* What you should do: Return each line of the material verbatim.

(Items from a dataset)
----------------------------------------

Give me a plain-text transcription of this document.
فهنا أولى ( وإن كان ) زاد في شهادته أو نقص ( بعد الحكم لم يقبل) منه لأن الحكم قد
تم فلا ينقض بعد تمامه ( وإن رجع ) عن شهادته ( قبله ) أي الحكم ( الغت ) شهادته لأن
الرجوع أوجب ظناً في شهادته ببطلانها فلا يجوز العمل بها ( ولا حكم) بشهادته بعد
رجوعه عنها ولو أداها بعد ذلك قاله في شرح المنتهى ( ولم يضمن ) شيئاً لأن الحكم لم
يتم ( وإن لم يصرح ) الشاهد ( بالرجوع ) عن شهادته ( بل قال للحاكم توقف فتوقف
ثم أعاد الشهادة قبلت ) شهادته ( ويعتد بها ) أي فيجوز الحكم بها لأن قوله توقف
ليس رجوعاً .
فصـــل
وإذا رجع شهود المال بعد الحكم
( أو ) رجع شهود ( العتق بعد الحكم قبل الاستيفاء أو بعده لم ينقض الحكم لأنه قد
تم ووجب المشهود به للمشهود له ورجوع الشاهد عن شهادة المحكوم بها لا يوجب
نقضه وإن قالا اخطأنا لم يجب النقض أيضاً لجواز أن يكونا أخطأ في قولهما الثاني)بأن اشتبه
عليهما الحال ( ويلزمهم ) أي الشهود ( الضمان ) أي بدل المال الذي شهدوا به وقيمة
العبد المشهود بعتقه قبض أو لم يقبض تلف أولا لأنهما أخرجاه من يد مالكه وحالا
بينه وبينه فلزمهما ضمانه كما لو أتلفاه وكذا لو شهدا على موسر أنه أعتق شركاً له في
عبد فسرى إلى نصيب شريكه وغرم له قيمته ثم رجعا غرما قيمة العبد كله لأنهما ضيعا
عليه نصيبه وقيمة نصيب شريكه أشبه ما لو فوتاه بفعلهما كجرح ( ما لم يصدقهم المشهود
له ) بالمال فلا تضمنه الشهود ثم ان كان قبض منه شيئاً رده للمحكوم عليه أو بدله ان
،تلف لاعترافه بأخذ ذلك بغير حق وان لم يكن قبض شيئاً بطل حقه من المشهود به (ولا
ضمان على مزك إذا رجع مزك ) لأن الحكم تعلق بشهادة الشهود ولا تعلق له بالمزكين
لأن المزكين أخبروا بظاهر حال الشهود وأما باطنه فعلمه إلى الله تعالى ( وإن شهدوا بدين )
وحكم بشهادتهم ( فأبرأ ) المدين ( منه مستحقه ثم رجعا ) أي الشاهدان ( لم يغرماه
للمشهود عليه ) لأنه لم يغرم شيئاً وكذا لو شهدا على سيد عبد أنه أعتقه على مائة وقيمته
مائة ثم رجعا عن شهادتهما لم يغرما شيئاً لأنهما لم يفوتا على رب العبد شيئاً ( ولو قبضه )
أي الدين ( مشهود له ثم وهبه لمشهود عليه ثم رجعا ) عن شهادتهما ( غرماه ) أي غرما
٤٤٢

----------------------------------------

* Solution:
Give me a plain-text transcription of this document.
فهنا أولى ( وإن كان ) زاد في شهادته أو نقص ( بعد الحكم لم يقبل) منه لأن الحكم قد
تم فلا ينقض بعد تمامه ( وإن رجع ) عن شهادته ( قبله ) أي الحكم ( الغت ) شهادته لأن
الرجوع أوجب ظناً في شهادته ببطلانها فلا يجوز العمل بها ( ولا حكم) بشهادته بعد
رجوعه عنها ولو أداها بعد ذلك قاله في شرح المنتهى ( ولم يضمن ) شيئاً لأن الحكم لم
يتم ( وإن لم يصرح ) الشاهد ( بالرجوع ) عن شهادته ( بل قال للحاكم توقف فتوقف
ثم أعاد الشهادة قبلت ) شهادته ( ويعتد بها ) أي فيجوز الحكم بها لأن قوله توقف
ليس رجوعاً .
فصـــل
وإذا رجع شهود المال بعد الحكم
( أو ) رجع شهود ( العتق بعد الحكم قبل الاستيفاء أو بعده لم ينقض الحكم لأنه قد
تم ووجب المشهود به للمشهود له ورجوع الشاهد عن شهادة المحكوم بها لا يوجب
نقضه وإن قالا اخطأنا لم يجب النقض أيضاً لجواز أن يكونا أخطأ في قولهما الثاني)بأن اشتبه
عليهما الحال ( ويلزمهم ) أي الشهود ( الضمان ) أي بدل المال الذي شهدوا به وقيمة
العبد المشهود بعتقه قبض أو لم يقبض تلف أولا لأنهما أخرجاه من يد مالكه وحالا
بينه وبينه فلزمهما ضمانه كما لو أتلفاه وكذا لو شهدا على موسر أنه أعتق شركاً له في
عبد فسرى إلى نصيب شريكه وغرم له قيمته ثم رجعا غرما قيمة العبد كله لأنهما ضيعا
عليه نصيبه وقيمة نصيب شريكه أشبه ما لو فوتاه بفعلهما كجرح ( ما لم يصدقهم المشهود
له ) بالمال فلا تضمنه الشهود ثم ان كان قبض منه شيئاً رده للمحكوم عليه أو بدله ان
،تلف لاعترافه بأخذ ذلك بغير حق وان لم يكن قبض شيئاً بطل حقه من المشهود به (ولا
ضمان على مزك إذا رجع مزك ) لأن الحكم تعلق بشهادة الشهود ولا تعلق له بالمزكين
لأن المزكين أخبروا بظاهر حال الشهود وأما باطنه فعلمه إلى الله تعالى ( وإن شهدوا بدين )
وحكم بشهادتهم ( فأبرأ ) المدين ( منه مستحقه ثم رجعا ) أي الشاهدان ( لم يغرماه
للمشهود عليه ) لأنه لم يغرم شيئاً وكذا لو شهدا على سيد عبد أنه أعتقه على مائة وقيمته
مائة ثم رجعا عن شهادتهما لم يغرما شيئاً لأنهما لم يفوتا على رب العبد شيئاً ( ولو قبضه )
أي الدين ( مشهود له ثم وهبه لمشهود عليه ثم رجعا ) عن شهادتهما ( غرماه ) أي غرما
٤٤٢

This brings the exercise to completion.